=== EXERCISE DIRECTIONS ===
Reading the listing below, count the lines that contain the word "JSON" and give that count alone.
+++ DATA TO USE +++
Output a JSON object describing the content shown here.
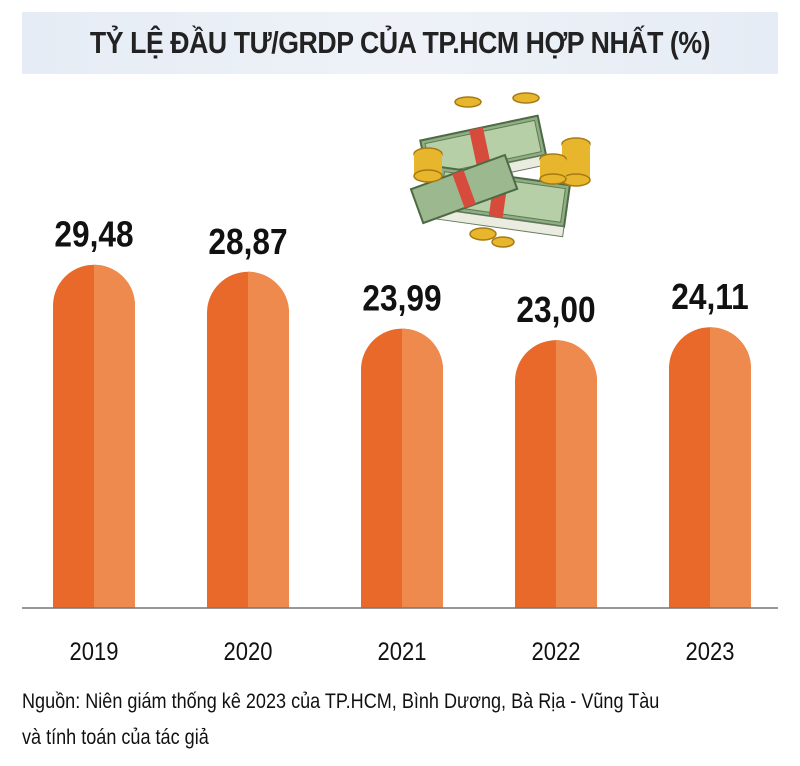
{
  "title": "TỶ LỆ ĐẦU TƯ/GRDP CỦA TP.HCM HỢP NHẤT (%)",
  "chart_data": {
    "type": "bar",
    "categories": [
      "2019",
      "2020",
      "2021",
      "2022",
      "2023"
    ],
    "values": [
      29.48,
      28.87,
      23.99,
      23.0,
      24.11
    ],
    "value_labels": [
      "29,48",
      "28,87",
      "23,99",
      "23,00",
      "24,11"
    ],
    "title": "TỶ LỆ ĐẦU TƯ/GRDP CỦA TP.HCM HỢP NHẤT (%)",
    "xlabel": "",
    "ylabel": "",
    "ylim": [
      0,
      31
    ],
    "grid": false,
    "bar_color": "#e8692a",
    "bar_highlight_color": "#ef8a4e"
  },
  "source": {
    "line1": "Nguồn: Niên giám thống kê 2023 của TP.HCM, Bình Dương, Bà Rịa - Vũng Tàu",
    "line2": "và tính toán của tác giả"
  },
  "illustration": {
    "icon": "money-stack-and-coins-icon"
  }
}
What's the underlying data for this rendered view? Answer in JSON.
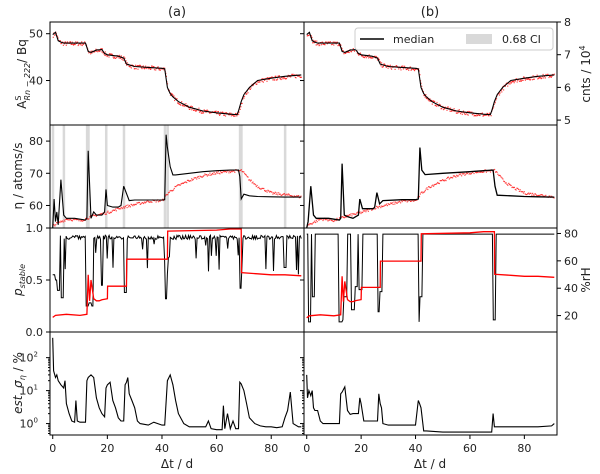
+++
=== WRITTEN REPLY ===
2